Task goal –
Each line in the entries below that holds the string "dengan" is to be listed.

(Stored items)
┄┄┄┄┄┄┄┄┄┄

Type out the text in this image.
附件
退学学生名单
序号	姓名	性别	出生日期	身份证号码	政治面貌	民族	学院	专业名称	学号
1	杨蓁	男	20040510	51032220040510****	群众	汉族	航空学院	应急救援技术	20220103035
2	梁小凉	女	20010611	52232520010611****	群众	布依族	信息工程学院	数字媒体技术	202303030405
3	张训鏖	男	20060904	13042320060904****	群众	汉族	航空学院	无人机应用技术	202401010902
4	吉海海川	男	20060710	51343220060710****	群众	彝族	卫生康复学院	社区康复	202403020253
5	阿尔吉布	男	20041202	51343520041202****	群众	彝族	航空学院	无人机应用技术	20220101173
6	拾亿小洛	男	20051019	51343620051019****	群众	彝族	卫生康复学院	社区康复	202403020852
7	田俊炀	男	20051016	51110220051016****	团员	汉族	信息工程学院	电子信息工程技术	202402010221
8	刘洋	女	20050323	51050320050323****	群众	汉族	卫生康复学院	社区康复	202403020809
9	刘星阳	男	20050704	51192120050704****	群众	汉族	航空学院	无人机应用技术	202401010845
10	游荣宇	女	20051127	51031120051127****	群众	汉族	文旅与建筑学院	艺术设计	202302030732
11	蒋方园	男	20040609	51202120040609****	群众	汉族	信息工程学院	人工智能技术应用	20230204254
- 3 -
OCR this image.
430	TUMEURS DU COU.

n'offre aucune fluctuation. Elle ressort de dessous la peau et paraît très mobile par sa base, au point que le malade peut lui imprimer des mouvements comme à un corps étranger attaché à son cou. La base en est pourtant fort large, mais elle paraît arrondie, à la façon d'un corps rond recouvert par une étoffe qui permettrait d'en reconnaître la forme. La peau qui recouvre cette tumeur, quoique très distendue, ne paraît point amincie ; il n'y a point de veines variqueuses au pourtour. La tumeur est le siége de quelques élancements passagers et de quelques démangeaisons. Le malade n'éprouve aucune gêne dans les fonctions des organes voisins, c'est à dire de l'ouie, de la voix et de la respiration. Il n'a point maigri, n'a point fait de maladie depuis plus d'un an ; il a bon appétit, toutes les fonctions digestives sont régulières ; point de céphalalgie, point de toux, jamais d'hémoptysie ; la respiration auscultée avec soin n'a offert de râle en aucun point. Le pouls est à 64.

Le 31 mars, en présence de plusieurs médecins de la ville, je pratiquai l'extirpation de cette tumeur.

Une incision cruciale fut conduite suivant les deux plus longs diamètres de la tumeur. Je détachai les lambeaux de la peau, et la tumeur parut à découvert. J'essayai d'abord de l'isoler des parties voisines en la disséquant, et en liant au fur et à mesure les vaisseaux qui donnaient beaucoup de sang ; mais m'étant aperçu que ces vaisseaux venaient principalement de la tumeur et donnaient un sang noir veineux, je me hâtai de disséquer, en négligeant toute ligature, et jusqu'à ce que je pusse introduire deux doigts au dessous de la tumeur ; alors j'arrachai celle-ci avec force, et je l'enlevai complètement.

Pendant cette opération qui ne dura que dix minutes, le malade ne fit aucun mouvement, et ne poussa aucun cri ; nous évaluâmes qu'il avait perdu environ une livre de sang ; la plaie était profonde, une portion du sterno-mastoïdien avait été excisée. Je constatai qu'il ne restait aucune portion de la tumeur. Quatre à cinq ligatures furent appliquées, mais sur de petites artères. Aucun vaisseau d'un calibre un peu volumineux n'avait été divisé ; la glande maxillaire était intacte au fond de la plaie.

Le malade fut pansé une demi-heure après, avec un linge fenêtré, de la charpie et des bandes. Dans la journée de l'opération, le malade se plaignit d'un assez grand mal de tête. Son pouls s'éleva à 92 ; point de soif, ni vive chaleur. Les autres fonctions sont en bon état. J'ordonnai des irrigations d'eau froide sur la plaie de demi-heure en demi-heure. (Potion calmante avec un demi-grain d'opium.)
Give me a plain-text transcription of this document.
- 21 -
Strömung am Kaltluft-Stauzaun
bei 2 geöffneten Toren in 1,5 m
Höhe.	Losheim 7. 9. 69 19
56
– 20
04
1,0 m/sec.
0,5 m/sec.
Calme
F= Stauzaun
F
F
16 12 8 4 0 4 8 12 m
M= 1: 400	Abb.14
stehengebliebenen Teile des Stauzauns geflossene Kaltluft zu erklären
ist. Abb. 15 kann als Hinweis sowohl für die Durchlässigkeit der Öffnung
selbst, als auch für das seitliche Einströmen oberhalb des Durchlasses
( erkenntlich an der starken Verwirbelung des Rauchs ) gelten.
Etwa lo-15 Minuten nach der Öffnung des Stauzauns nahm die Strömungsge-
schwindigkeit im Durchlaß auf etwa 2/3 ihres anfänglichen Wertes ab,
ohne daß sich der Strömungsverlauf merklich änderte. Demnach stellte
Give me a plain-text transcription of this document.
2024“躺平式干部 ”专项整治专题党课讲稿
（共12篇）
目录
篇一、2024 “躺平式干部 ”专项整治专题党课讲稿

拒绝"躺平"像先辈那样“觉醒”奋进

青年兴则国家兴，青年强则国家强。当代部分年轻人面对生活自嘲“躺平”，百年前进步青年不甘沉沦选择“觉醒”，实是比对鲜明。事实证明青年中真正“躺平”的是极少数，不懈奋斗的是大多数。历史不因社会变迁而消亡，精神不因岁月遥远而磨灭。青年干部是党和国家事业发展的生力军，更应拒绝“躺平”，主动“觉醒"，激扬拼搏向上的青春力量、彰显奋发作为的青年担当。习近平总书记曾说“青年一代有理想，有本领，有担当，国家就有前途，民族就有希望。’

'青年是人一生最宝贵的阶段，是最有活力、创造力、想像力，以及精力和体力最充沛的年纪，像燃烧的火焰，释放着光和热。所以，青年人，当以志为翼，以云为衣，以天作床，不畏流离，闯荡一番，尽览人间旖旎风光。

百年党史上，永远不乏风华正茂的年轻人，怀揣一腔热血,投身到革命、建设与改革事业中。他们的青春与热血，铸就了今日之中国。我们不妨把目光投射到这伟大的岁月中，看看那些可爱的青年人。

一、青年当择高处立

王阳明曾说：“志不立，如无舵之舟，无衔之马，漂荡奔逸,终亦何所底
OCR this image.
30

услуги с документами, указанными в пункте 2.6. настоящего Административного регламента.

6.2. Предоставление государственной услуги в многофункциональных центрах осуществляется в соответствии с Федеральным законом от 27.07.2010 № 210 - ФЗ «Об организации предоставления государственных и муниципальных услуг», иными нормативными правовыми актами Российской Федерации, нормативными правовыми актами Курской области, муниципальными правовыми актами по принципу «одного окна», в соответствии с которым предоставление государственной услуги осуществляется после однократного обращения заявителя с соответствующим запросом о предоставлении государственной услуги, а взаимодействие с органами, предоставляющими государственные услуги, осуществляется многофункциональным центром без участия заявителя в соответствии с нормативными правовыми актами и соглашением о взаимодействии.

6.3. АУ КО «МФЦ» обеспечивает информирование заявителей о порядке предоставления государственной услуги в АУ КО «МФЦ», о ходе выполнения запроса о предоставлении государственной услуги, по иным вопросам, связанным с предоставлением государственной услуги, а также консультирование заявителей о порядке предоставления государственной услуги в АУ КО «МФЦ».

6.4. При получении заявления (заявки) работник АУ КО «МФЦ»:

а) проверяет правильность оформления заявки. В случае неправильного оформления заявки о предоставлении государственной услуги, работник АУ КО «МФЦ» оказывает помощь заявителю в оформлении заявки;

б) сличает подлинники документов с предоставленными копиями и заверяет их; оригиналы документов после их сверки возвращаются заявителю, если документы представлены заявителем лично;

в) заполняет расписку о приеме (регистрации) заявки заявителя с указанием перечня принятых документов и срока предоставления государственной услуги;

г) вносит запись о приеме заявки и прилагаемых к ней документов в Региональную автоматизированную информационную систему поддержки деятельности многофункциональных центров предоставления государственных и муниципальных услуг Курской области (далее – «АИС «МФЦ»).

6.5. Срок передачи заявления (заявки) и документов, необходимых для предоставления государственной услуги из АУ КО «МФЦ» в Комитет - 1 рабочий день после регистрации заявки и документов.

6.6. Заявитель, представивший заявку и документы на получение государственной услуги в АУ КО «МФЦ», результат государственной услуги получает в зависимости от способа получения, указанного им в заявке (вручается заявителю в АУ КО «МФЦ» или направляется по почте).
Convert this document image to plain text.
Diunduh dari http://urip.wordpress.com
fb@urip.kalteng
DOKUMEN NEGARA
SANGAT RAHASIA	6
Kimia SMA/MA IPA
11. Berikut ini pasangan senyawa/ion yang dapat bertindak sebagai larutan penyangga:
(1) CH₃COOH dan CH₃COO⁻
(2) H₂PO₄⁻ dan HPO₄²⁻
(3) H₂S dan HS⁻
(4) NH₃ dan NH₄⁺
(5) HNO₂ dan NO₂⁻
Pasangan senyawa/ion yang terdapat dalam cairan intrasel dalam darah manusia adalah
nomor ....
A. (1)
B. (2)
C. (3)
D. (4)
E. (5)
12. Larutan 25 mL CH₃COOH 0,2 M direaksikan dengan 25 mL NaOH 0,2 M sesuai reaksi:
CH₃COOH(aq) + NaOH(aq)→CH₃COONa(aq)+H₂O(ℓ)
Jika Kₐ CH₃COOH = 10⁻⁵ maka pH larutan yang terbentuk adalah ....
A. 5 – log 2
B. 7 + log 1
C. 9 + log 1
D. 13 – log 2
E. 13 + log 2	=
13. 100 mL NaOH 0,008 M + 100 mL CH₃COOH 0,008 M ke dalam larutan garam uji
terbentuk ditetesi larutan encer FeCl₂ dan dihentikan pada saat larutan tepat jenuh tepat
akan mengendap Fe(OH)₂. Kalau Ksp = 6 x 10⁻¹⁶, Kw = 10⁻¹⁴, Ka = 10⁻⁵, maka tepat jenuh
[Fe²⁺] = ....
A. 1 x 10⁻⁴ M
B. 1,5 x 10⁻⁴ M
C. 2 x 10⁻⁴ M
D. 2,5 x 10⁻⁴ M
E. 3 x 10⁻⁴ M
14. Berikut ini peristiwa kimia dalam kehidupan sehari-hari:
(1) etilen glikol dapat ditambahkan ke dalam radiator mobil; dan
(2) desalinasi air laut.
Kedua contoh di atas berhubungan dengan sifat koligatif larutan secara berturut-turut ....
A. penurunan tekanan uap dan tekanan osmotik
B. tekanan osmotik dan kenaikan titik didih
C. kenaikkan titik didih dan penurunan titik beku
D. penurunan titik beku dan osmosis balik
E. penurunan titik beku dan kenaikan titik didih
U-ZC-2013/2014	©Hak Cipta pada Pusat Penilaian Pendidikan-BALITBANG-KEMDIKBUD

┄┄┄┄┄┄┄┄┄┄

Solution –
12. Larutan 25 mL CH₃COOH 0,2 M direaksikan dengan 25 mL NaOH 0,2 M sesuai reaksi:
Kedua contoh di atas berhubungan dengan sifat koligatif larutan secara berturut-turut ....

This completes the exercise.